## SET EXERCISE
Update the records from the start through the line that contains "ash-cell [506, 487, 513, 497]", replacing every "lat-label" with "latitude-label" and leaving everything else unchanged. Give back only those lines.

#### SUPPLIED DATA ####

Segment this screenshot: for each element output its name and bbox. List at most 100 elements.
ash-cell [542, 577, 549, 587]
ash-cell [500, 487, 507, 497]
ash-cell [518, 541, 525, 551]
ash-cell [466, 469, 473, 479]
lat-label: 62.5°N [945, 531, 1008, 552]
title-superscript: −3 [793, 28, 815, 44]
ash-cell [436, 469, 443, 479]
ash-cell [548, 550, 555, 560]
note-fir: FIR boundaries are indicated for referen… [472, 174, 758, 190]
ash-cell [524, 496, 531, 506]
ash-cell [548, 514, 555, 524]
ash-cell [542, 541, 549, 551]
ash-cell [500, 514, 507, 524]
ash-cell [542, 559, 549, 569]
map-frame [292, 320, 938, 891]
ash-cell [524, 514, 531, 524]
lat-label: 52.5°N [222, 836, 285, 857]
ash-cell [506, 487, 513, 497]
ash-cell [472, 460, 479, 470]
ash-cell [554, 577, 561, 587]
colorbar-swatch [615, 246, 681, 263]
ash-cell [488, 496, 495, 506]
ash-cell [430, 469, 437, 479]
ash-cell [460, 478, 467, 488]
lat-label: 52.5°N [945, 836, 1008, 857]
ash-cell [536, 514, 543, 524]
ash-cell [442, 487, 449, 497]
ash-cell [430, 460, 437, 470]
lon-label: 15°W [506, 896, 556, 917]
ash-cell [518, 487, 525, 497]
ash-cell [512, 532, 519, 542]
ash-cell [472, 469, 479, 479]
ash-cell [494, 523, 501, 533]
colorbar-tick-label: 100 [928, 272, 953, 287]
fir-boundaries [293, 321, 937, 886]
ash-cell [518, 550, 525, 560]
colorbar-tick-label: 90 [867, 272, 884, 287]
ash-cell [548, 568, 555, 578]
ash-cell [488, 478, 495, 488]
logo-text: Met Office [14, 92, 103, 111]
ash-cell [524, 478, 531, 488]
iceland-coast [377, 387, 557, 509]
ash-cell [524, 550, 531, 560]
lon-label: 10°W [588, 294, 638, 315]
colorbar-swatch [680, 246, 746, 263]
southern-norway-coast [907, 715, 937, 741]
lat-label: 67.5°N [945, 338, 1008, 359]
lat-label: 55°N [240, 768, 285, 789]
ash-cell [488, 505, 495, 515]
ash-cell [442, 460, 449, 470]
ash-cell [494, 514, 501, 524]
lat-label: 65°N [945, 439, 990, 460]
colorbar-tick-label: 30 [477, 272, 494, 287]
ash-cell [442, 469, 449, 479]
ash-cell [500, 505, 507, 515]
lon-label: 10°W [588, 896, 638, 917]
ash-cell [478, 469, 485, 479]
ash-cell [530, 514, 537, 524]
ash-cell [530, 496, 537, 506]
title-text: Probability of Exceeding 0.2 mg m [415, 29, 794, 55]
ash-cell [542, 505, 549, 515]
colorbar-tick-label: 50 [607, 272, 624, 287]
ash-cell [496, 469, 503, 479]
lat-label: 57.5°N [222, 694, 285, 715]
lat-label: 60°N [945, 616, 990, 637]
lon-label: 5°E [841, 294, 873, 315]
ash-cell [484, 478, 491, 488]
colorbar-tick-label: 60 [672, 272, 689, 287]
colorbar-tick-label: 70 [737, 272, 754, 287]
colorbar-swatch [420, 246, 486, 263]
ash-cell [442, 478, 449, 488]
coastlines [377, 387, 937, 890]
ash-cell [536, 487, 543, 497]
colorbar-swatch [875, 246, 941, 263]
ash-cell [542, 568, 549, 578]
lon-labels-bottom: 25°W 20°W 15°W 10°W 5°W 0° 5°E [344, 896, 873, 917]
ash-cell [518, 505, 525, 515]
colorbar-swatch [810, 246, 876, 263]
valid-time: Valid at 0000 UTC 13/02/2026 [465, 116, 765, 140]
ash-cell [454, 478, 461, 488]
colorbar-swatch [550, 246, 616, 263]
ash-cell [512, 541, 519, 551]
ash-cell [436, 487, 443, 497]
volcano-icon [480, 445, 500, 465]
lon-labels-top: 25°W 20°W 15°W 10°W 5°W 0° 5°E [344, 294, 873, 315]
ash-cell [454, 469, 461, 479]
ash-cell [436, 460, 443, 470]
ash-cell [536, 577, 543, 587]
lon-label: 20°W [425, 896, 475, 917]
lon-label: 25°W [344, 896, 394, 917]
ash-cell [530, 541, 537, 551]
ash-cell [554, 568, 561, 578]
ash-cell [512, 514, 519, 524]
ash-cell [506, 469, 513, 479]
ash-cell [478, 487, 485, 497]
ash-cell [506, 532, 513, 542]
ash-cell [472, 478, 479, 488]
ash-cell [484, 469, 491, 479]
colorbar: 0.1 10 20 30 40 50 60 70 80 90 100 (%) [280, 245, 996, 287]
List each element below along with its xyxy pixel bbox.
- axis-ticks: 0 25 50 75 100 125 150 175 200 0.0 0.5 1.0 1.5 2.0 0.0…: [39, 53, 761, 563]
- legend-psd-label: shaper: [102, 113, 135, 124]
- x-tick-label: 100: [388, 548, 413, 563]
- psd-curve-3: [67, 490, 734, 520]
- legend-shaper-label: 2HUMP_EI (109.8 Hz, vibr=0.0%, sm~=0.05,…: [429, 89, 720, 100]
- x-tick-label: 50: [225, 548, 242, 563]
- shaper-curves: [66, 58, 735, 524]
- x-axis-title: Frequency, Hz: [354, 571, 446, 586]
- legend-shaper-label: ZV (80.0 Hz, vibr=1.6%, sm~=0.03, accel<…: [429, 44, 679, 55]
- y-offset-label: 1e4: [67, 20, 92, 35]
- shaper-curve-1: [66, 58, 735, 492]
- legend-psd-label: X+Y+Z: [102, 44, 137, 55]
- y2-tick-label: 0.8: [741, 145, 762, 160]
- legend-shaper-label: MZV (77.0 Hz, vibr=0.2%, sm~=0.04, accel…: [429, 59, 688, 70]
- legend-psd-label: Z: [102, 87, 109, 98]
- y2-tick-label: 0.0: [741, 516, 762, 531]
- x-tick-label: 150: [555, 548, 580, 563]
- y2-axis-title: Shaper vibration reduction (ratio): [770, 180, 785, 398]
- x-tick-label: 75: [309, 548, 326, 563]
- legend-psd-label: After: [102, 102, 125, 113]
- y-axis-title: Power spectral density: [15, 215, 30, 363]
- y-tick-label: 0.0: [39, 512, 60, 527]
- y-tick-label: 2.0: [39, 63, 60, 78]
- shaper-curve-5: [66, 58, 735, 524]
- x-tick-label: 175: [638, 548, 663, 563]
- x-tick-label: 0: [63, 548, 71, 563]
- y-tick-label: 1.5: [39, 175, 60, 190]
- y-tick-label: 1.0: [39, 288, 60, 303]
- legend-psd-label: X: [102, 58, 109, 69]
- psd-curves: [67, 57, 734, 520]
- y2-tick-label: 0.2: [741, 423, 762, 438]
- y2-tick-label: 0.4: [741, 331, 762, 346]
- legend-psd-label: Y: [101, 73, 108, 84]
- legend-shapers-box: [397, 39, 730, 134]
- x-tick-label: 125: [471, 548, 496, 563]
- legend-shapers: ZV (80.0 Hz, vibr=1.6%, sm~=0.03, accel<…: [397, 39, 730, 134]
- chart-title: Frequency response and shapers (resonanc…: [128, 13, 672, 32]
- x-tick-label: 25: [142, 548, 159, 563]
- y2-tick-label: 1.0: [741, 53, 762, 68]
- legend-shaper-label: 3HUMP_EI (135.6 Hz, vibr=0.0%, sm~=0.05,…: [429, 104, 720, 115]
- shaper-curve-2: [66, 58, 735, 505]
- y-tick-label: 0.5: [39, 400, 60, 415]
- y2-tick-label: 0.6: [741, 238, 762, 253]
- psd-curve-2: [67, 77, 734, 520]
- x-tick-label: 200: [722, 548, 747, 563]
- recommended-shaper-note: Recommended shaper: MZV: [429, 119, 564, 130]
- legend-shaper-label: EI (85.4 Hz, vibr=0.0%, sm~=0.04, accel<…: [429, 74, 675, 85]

####

## RESULT FOR THIS EXERCISE
Segment this screenshot: for each element output its name and bbox. List at most 100 elements.
ash-cell [542, 577, 549, 587]
ash-cell [500, 487, 507, 497]
ash-cell [518, 541, 525, 551]
ash-cell [466, 469, 473, 479]
latitude-label: 62.5°N [945, 531, 1008, 552]
title-superscript: −3 [793, 28, 815, 44]
ash-cell [436, 469, 443, 479]
ash-cell [548, 550, 555, 560]
note-fir: FIR boundaries are indicated for referen… [472, 174, 758, 190]
ash-cell [524, 496, 531, 506]
ash-cell [548, 514, 555, 524]
ash-cell [542, 541, 549, 551]
ash-cell [500, 514, 507, 524]
ash-cell [542, 559, 549, 569]
map-frame [292, 320, 938, 891]
ash-cell [524, 514, 531, 524]
latitude-label: 52.5°N [222, 836, 285, 857]
ash-cell [506, 487, 513, 497]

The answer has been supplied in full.